● **REQUIREMENTS**: Without the pictures, give the entries below again exactly as written.
--- start MATERIAL PROVIDED ---
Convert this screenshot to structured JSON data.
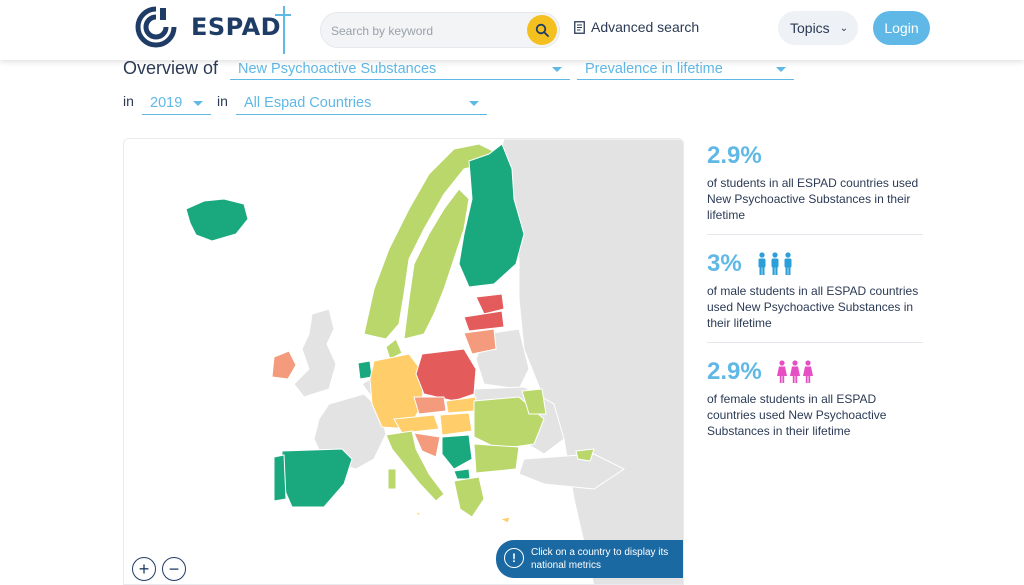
{
  "header": {
    "logo_text": "ESPAD",
    "search_placeholder": "Search by keyword",
    "advanced_search": "Advanced search",
    "topics": "Topics",
    "login": "Login"
  },
  "filters": {
    "overview_label": "Overview of",
    "substance": "New Psychoactive Substances",
    "metric": "Prevalence in lifetime",
    "in_label": "in",
    "year": "2019",
    "in_label2": "in",
    "countries": "All Espad Countries"
  },
  "map": {
    "hint": "Click on a country to display its national metrics",
    "zoom_in": "+",
    "zoom_out": "−",
    "colors": {
      "teal": "#1aa97e",
      "lightgreen": "#b9d76a",
      "yellow": "#ffce6b",
      "salmon": "#f39b7c",
      "red": "#e45b5b",
      "gray": "#e3e3e3"
    }
  },
  "stats": [
    {
      "value": "2.9%",
      "description": "of students in all ESPAD countries used New Psychoactive Substances in their lifetime",
      "icon": "none"
    },
    {
      "value": "3%",
      "description": "of male students in all ESPAD countries used New Psychoactive Substances in their lifetime",
      "icon": "male-group-icon"
    },
    {
      "value": "2.9%",
      "description": "of female students in all ESPAD countries used New Psychoactive Substances in their lifetime",
      "icon": "female-group-icon"
    }
  ],
  "colors": {
    "accent": "#5fb8e6",
    "navy": "#1f3c66",
    "search_button": "#f4c020",
    "male_icon": "#2a9fd8",
    "female_icon": "#e64fc4"
  }
}
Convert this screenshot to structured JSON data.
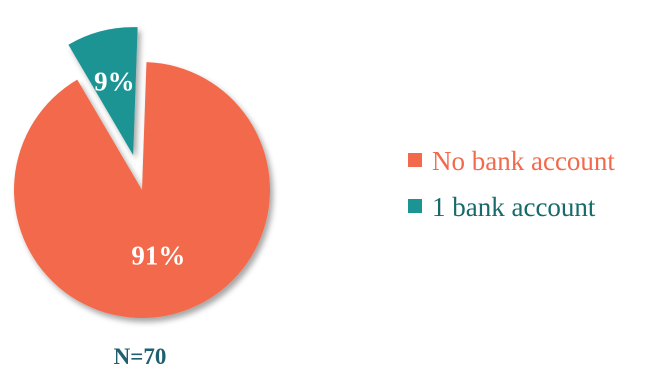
{
  "chart_data": {
    "type": "pie",
    "exploded": true,
    "shadow": true,
    "slices": [
      {
        "name": "No bank account",
        "value": 91,
        "label": "91%",
        "color": "#f26a4b",
        "text_color": "#ffffff"
      },
      {
        "name": "1 bank account",
        "value": 9,
        "label": "9%",
        "color": "#1b9494",
        "text_color": "#ffffff"
      }
    ],
    "legend": {
      "position": "right",
      "items": [
        {
          "label": "No bank account",
          "color": "#f26a4b",
          "text_color": "#f26a4b"
        },
        {
          "label": "1 bank account",
          "color": "#1b9494",
          "text_color": "#176a6a"
        }
      ]
    },
    "annotation": "N=70",
    "annotation_color": "#1f5f6f"
  }
}
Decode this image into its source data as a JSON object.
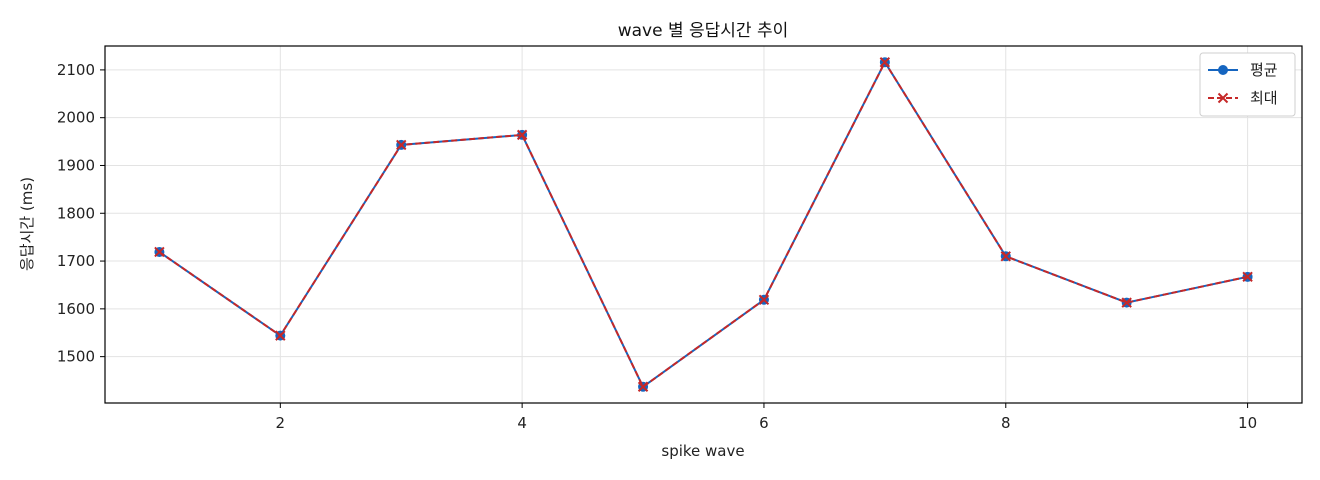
{
  "chart_data": {
    "type": "line",
    "title": "wave 별 응답시간 추이",
    "xlabel": "spike wave",
    "ylabel": "응답시간 (ms)",
    "x": [
      1,
      2,
      3,
      4,
      5,
      6,
      7,
      8,
      9,
      10
    ],
    "xlim": [
      0.55,
      10.45
    ],
    "ylim": [
      1403,
      2150
    ],
    "xticks": [
      2,
      4,
      6,
      8,
      10
    ],
    "yticks": [
      1500,
      1600,
      1700,
      1800,
      1900,
      2000,
      2100
    ],
    "grid": true,
    "legend_position": "top-right",
    "series": [
      {
        "name": "평균",
        "color": "#1565c0",
        "style": "solid",
        "marker": "circle",
        "values": [
          1719,
          1544,
          1943,
          1964,
          1437,
          1619,
          2116,
          1710,
          1613,
          1667
        ]
      },
      {
        "name": "최대",
        "color": "#c62828",
        "style": "dashed",
        "marker": "x",
        "values": [
          1719,
          1544,
          1943,
          1964,
          1437,
          1619,
          2116,
          1710,
          1613,
          1667
        ]
      }
    ]
  }
}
--- end MATERIAL PROVIDED ---
● **FINISHED ANSWER**:
Convert this screenshot to structured JSON data.
{
  "header": {
    "logo_text": "ESPAD",
    "search_placeholder": "Search by keyword",
    "advanced_search": "Advanced search",
    "topics": "Topics",
    "login": "Login"
  },
  "filters": {
    "overview_label": "Overview of",
    "substance": "New Psychoactive Substances",
    "metric": "Prevalence in lifetime",
    "in_label": "in",
    "year": "2019",
    "in_label2": "in",
    "countries": "All Espad Countries"
  },
  "map": {
    "hint": "Click on a country to display its national metrics",
    "zoom_in": "+",
    "zoom_out": "−",
    "colors": {
      "teal": "#1aa97e",
      "lightgreen": "#b9d76a",
      "yellow": "#ffce6b",
      "salmon": "#f39b7c",
      "red": "#e45b5b",
      "gray": "#e3e3e3"
    }
  },
  "stats": [
    {
      "value": "2.9%",
      "description": "of students in all ESPAD countries used New Psychoactive Substances in their lifetime",
      "icon": "none"
    },
    {
      "value": "3%",
      "description": "of male students in all ESPAD countries used New Psychoactive Substances in their lifetime",
      "icon": "male-group-icon"
    },
    {
      "value": "2.9%",
      "description": "of female students in all ESPAD countries used New Psychoactive Substances in their lifetime",
      "icon": "female-group-icon"
    }
  ],
  "colors": {
    "accent": "#5fb8e6",
    "navy": "#1f3c66",
    "search_button": "#f4c020",
    "male_icon": "#2a9fd8",
    "female_icon": "#e64fc4"
  }
}
Convert this screenshot to structured JSON data.
{
  "chart_data": {
    "type": "pie",
    "exploded": true,
    "shadow": true,
    "slices": [
      {
        "name": "No bank account",
        "value": 91,
        "label": "91%",
        "color": "#f26a4b",
        "text_color": "#ffffff"
      },
      {
        "name": "1 bank account",
        "value": 9,
        "label": "9%",
        "color": "#1b9494",
        "text_color": "#ffffff"
      }
    ],
    "legend": {
      "position": "right",
      "items": [
        {
          "label": "No bank account",
          "color": "#f26a4b",
          "text_color": "#f26a4b"
        },
        {
          "label": "1 bank account",
          "color": "#1b9494",
          "text_color": "#176a6a"
        }
      ]
    },
    "annotation": "N=70",
    "annotation_color": "#1f5f6f"
  }
}
Decode this image into its source data as a JSON object.
{
  "chart_data": {
    "type": "line",
    "title": "wave 별 응답시간 추이",
    "xlabel": "spike wave",
    "ylabel": "응답시간 (ms)",
    "x": [
      1,
      2,
      3,
      4,
      5,
      6,
      7,
      8,
      9,
      10
    ],
    "xlim": [
      0.55,
      10.45
    ],
    "ylim": [
      1403,
      2150
    ],
    "xticks": [
      2,
      4,
      6,
      8,
      10
    ],
    "yticks": [
      1500,
      1600,
      1700,
      1800,
      1900,
      2000,
      2100
    ],
    "grid": true,
    "legend_position": "top-right",
    "series": [
      {
        "name": "평균",
        "color": "#1565c0",
        "style": "solid",
        "marker": "circle",
        "values": [
          1719,
          1544,
          1943,
          1964,
          1437,
          1619,
          2116,
          1710,
          1613,
          1667
        ]
      },
      {
        "name": "최대",
        "color": "#c62828",
        "style": "dashed",
        "marker": "x",
        "values": [
          1719,
          1544,
          1943,
          1964,
          1437,
          1619,
          2116,
          1710,
          1613,
          1667
        ]
      }
    ]
  }
}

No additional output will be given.